• [Set exercise]:
Copy the listing word for word, from its first line through the line that contains "y-tick-label: 640.0 <box>1082", including both of those lines.
-- Start Raw records --
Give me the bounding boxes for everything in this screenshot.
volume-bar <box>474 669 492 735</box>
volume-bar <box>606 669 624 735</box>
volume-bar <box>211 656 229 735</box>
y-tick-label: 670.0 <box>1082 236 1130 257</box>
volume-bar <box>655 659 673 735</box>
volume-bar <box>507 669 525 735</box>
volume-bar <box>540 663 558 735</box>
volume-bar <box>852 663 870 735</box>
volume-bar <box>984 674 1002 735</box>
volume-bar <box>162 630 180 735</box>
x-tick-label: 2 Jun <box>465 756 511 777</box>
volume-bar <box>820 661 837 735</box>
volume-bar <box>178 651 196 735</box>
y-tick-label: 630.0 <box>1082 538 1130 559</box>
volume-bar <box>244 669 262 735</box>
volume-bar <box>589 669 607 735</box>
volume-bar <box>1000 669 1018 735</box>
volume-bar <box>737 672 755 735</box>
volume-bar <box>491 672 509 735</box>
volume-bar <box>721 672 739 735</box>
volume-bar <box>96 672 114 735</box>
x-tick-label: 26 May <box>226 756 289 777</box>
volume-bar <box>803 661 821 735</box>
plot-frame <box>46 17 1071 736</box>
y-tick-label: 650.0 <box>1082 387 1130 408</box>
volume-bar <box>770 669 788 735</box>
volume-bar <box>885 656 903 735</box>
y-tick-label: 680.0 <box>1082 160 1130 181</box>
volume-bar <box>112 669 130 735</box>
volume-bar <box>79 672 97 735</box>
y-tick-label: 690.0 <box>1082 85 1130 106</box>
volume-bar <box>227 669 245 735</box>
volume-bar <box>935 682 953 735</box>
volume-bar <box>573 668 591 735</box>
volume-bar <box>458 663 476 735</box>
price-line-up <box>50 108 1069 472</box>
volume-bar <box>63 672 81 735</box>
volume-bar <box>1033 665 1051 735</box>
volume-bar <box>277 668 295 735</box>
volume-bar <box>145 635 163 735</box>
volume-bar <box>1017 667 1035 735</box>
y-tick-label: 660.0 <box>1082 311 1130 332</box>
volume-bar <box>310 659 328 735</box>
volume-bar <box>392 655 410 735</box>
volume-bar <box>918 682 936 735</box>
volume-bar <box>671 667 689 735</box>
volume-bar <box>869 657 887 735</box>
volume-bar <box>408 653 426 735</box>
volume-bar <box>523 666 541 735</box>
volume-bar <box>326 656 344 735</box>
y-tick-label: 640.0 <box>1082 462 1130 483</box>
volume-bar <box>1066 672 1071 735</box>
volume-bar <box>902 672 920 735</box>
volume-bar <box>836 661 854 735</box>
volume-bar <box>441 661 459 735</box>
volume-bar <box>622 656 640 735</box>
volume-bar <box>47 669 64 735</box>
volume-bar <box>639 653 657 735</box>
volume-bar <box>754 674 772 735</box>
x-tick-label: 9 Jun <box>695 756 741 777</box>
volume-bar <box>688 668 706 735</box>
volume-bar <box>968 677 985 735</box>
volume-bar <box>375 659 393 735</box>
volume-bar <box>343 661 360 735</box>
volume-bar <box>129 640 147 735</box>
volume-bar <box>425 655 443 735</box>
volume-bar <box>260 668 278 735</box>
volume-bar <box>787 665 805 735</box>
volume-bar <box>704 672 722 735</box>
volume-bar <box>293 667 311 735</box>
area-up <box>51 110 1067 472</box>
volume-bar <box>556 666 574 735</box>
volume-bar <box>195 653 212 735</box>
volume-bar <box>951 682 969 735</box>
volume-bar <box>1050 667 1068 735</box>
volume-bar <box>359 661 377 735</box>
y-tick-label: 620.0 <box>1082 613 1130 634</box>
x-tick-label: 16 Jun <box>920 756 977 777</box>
-- End Raw records --
• [In response]:
Give me the bounding boxes for everything in this screenshot.
volume-bar <box>474 669 492 735</box>
volume-bar <box>606 669 624 735</box>
volume-bar <box>211 656 229 735</box>
y-tick-label: 670.0 <box>1082 236 1130 257</box>
volume-bar <box>655 659 673 735</box>
volume-bar <box>507 669 525 735</box>
volume-bar <box>540 663 558 735</box>
volume-bar <box>852 663 870 735</box>
volume-bar <box>984 674 1002 735</box>
volume-bar <box>162 630 180 735</box>
x-tick-label: 2 Jun <box>465 756 511 777</box>
volume-bar <box>820 661 837 735</box>
volume-bar <box>178 651 196 735</box>
y-tick-label: 630.0 <box>1082 538 1130 559</box>
volume-bar <box>244 669 262 735</box>
volume-bar <box>589 669 607 735</box>
volume-bar <box>1000 669 1018 735</box>
volume-bar <box>737 672 755 735</box>
volume-bar <box>491 672 509 735</box>
volume-bar <box>721 672 739 735</box>
volume-bar <box>96 672 114 735</box>
x-tick-label: 26 May <box>226 756 289 777</box>
volume-bar <box>803 661 821 735</box>
plot-frame <box>46 17 1071 736</box>
y-tick-label: 650.0 <box>1082 387 1130 408</box>
volume-bar <box>770 669 788 735</box>
volume-bar <box>885 656 903 735</box>
y-tick-label: 680.0 <box>1082 160 1130 181</box>
volume-bar <box>112 669 130 735</box>
volume-bar <box>79 672 97 735</box>
y-tick-label: 690.0 <box>1082 85 1130 106</box>
volume-bar <box>227 669 245 735</box>
volume-bar <box>935 682 953 735</box>
volume-bar <box>573 668 591 735</box>
volume-bar <box>458 663 476 735</box>
price-line-up <box>50 108 1069 472</box>
volume-bar <box>63 672 81 735</box>
volume-bar <box>1033 665 1051 735</box>
volume-bar <box>277 668 295 735</box>
volume-bar <box>145 635 163 735</box>
volume-bar <box>1017 667 1035 735</box>
y-tick-label: 660.0 <box>1082 311 1130 332</box>
volume-bar <box>310 659 328 735</box>
volume-bar <box>392 655 410 735</box>
volume-bar <box>918 682 936 735</box>
volume-bar <box>671 667 689 735</box>
volume-bar <box>869 657 887 735</box>
volume-bar <box>408 653 426 735</box>
volume-bar <box>523 666 541 735</box>
volume-bar <box>326 656 344 735</box>
y-tick-label: 640.0 <box>1082 462 1130 483</box>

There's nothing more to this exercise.